• Given request:
Take from the listing each line that has the string "chefe".
== Data to use
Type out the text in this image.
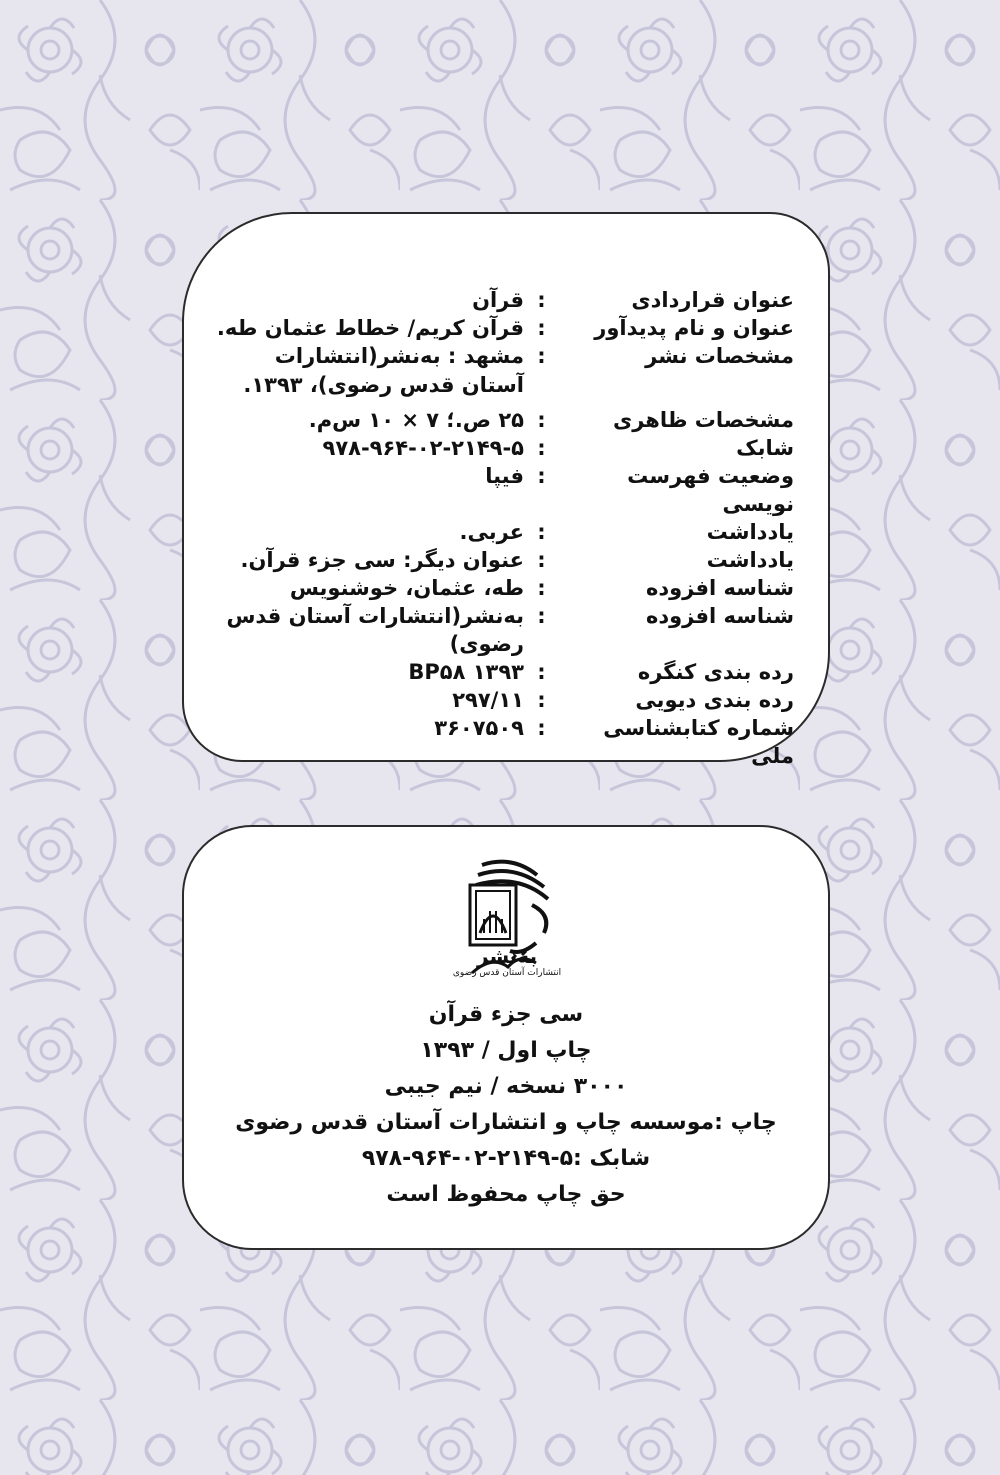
عنوان قراردادی
:
قرآن
عنوان و نام پدیدآور
:
قرآن کریم/ خطاط عثمان طه.
مشخصات نشر
:
مشهد : به‌نشر(انتشارات آستان قدس رضوی)، ۱۳۹۳.
مشخصات ظاهری
:
۲۵ ص.؛ ۷ × ۱۰ س‌م.
شابک
:
۹۷۸-۹۶۴-۰۲-۲۱۴۹-۵
وضعیت فهرست نویسی
:
فیپا
یادداشت
:
عربی.
یادداشت
:
عنوان دیگر: سی جزء قرآن.
شناسه افزوده
:
طه، عثمان، خوشنویس
شناسه افزوده
:
به‌نشر(انتشارات آستان قدس رضوی)
رده بندی کنگره
:
BP۵۸ ۱۳۹۳
رده بندی دیویی
:
۲۹۷/۱۱
شماره کتابشناسی ملی
:
۳۶۰۷۵۰۹
به‌نشر
انتشارات آستان قدس رضوی
سی جزء قرآن
چاپ اول / ۱۳۹۳
۳۰۰۰ نسخه / نیم جیبی
چاپ :موسسه چاپ و انتشارات آستان قدس رضوی
شابک :۵-۲۱۴۹-۰۲-۹۶۴-۹۷۸
حق چاپ محفوظ است
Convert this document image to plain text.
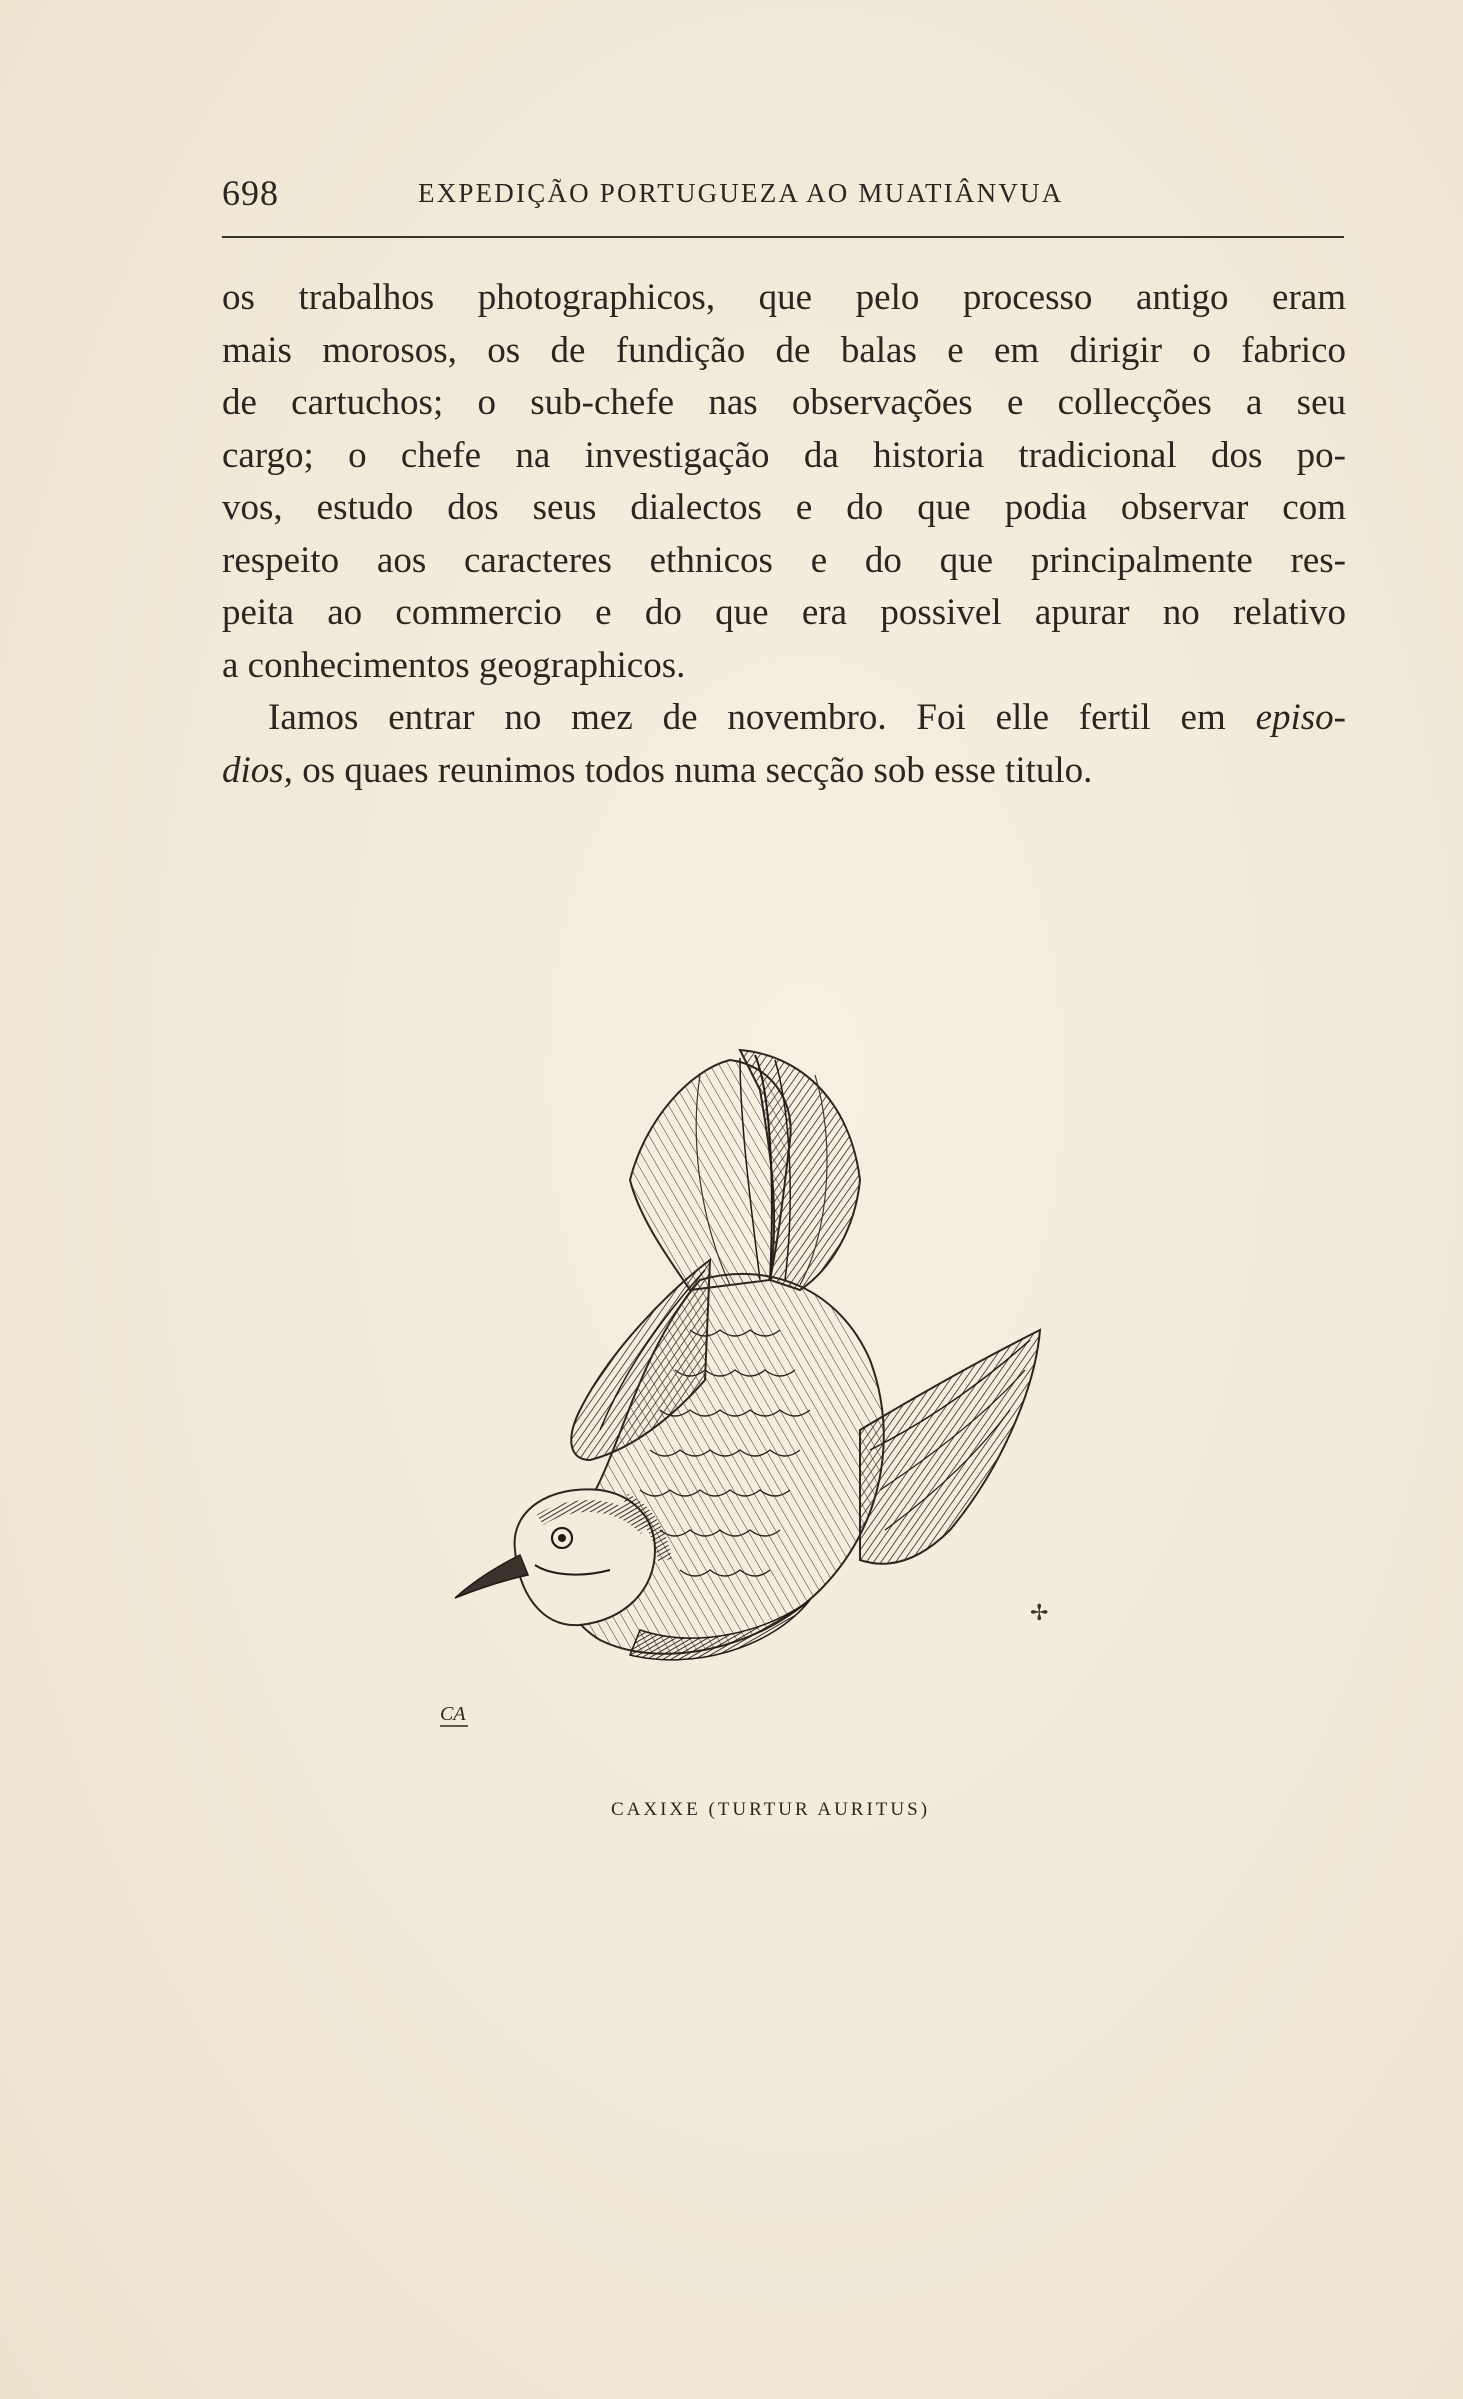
698	EXPEDIÇÃO PORTUGUEZA AO MUATIÂNVUA
os trabalhos photographicos, que pelo processo antigo eram
mais morosos, os de fundição de balas e em dirigir o fabrico
de cartuchos; o sub-chefe nas observações e collecções a seu
cargo; o chefe na investigação da historia tradicional dos po-
vos, estudo dos seus dialectos e do que podia observar com
respeito aos caracteres ethnicos e do que principalmente res-
peita ao commercio e do que era possivel apurar no relativo
a conhecimentos geographicos.
Iamos entrar no mez de novembro. Foi elle fertil em episo-
dios, os quaes reunimos todos numa secção sob esse titulo.
CA
✢
CAXIXE (TURTUR AURITUS)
====
• Result of this task:
de cartuchos; o sub-chefe nas observações e collecções a seu
cargo; o chefe na investigação da historia tradicional dos po-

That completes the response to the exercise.